>> BEGIN DATASET ROWS

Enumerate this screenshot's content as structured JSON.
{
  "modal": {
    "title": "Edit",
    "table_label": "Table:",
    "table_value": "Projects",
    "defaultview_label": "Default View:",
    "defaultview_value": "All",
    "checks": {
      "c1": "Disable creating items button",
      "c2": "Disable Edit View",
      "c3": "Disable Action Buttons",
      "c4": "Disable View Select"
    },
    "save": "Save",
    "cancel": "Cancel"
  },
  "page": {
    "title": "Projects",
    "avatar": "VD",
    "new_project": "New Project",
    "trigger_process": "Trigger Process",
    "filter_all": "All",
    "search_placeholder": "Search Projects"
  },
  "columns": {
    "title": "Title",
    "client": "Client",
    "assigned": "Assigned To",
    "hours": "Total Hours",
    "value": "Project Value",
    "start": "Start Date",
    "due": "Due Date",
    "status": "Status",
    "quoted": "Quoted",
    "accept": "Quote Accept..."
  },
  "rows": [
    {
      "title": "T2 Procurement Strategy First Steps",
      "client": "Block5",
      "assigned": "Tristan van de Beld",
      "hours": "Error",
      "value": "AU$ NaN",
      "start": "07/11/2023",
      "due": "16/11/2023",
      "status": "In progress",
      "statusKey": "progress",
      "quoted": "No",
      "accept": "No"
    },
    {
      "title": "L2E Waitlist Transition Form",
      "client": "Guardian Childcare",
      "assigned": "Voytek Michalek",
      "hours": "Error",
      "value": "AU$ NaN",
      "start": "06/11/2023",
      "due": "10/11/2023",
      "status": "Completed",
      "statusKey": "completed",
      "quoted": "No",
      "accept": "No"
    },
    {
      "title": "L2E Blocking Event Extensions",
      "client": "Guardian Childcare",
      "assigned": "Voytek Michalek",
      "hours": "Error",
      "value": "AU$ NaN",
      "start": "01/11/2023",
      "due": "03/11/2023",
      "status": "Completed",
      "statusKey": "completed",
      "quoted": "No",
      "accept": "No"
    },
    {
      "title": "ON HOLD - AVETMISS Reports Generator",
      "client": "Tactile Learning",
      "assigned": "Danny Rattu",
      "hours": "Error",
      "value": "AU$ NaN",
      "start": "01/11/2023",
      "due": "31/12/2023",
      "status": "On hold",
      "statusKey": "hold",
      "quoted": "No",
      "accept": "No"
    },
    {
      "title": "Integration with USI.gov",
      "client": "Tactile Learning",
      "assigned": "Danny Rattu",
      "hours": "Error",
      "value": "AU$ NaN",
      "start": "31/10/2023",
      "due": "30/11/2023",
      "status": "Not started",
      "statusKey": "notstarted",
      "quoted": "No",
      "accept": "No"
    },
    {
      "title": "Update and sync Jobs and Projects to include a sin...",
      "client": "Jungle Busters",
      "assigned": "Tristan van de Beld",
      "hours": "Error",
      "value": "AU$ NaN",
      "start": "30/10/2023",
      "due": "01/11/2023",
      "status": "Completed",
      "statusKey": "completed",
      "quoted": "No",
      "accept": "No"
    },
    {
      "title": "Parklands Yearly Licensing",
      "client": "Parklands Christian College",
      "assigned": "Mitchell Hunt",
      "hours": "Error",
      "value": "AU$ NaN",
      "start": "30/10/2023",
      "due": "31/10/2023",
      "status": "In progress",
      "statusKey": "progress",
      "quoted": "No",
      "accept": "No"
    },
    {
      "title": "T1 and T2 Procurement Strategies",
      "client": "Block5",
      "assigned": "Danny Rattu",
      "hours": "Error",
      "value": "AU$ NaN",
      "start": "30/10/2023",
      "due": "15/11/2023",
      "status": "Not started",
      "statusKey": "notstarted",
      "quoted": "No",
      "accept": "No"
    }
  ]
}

>> END DATASET ROWS

WRITTEN EXERCISE -
Go through the material and copy out every line with "Disable" in it.

RESPONSE -
      "c1": "Disable creating items button",
      "c2": "Disable Edit View",
      "c3": "Disable Action Buttons",
      "c4": "Disable View Select"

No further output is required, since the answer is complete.